### Given passage
Effective conflict leadership is rational in the sense that it has purpose and logic to it. Yet it is irrational in that it should not be a slave to hard logic based arguments.  Sometimes the irrational, the uncertain and unmeasurable holds the key to making progress.  They can certainly serve us very well as souces of inspiration or innovative thinking about how we might approach a problem.

And is it objective?

I would argue it is not.  Objective can mean distanced, aloof, dispassionate, disconnected.  To me, conflict leadership means being able to connect with the people involved and their fears, concerns and needs.  There is a balance to be struck in not becoming enslaved to those aspects but we certainly need to be aware of them, to acknowledge them and the flavours they impart to any conflict cocktail.

In that sense, effective, powerful dispute resolution does not make objects of the dispute and the people within it.  The conflict dialogue is an inherent part of that conflict drama being played out.  It is subjective, it must be.  And by stepping into these conflict spaces and contributing our own voices, questions and thoughts can we hope to build a different narrative.

By being objective, on the outside, we run the risk of not connecting.

This is not to say that dispute resolution experts should not strive to be neutral or independent.  They can and should continue to do so.

### Given data

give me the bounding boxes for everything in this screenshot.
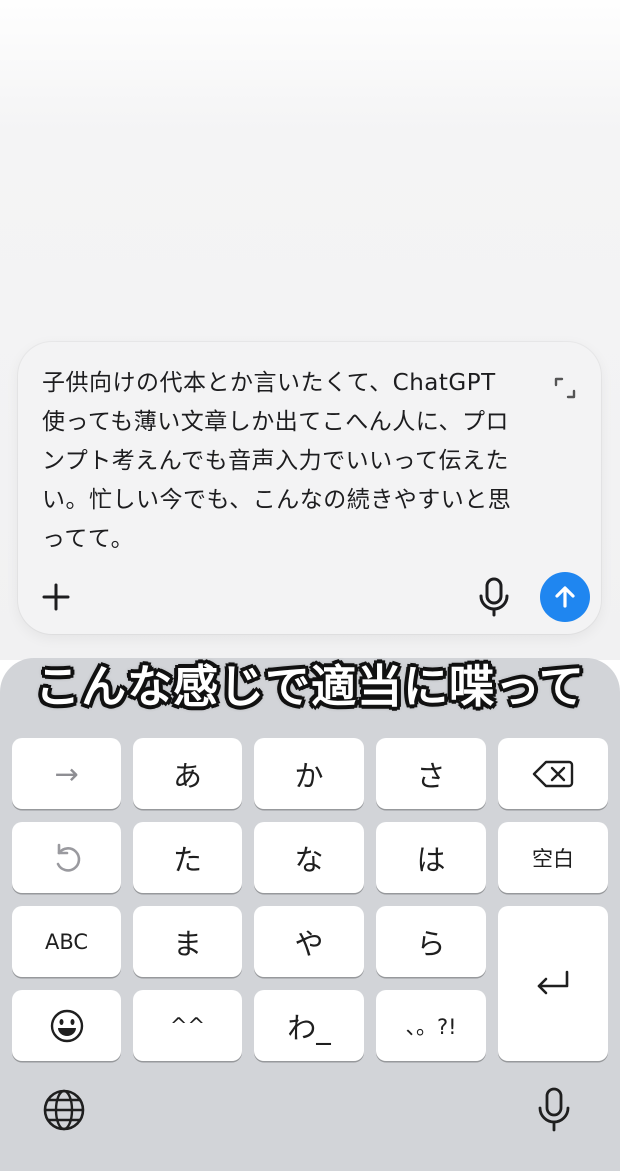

### Brief A
Rewrite the paragraph beginning "I would argue it is not" from the passage on conflict leadership as a short bulleted list that keeps its main points.
### Brief B
Answer these questions from the passage on conflict leadership:
(i) In what sense does the passage call effective conflict leadership rational?
(ii) What risk does the passage attach to being objective, on the outside?
(iii) What does the passage say dispute resolution experts should continue to strive to be?

### Written answer A
- Conflict leadership is not objective.
- "Objective" can mean distanced, aloof, dispassionate or disconnected.
- Conflict leadership means connecting with the people involved and with their fears, concerns and needs.
- A balance is needed so as not to become enslaved to these aspects.
- They must still be recognized and acknowledged, along with the flavors they add to any conflict.

### Written answer B
(i) It has purpose and logic to it.
(ii) The risk of not connecting.
(iii) Neutral or independent.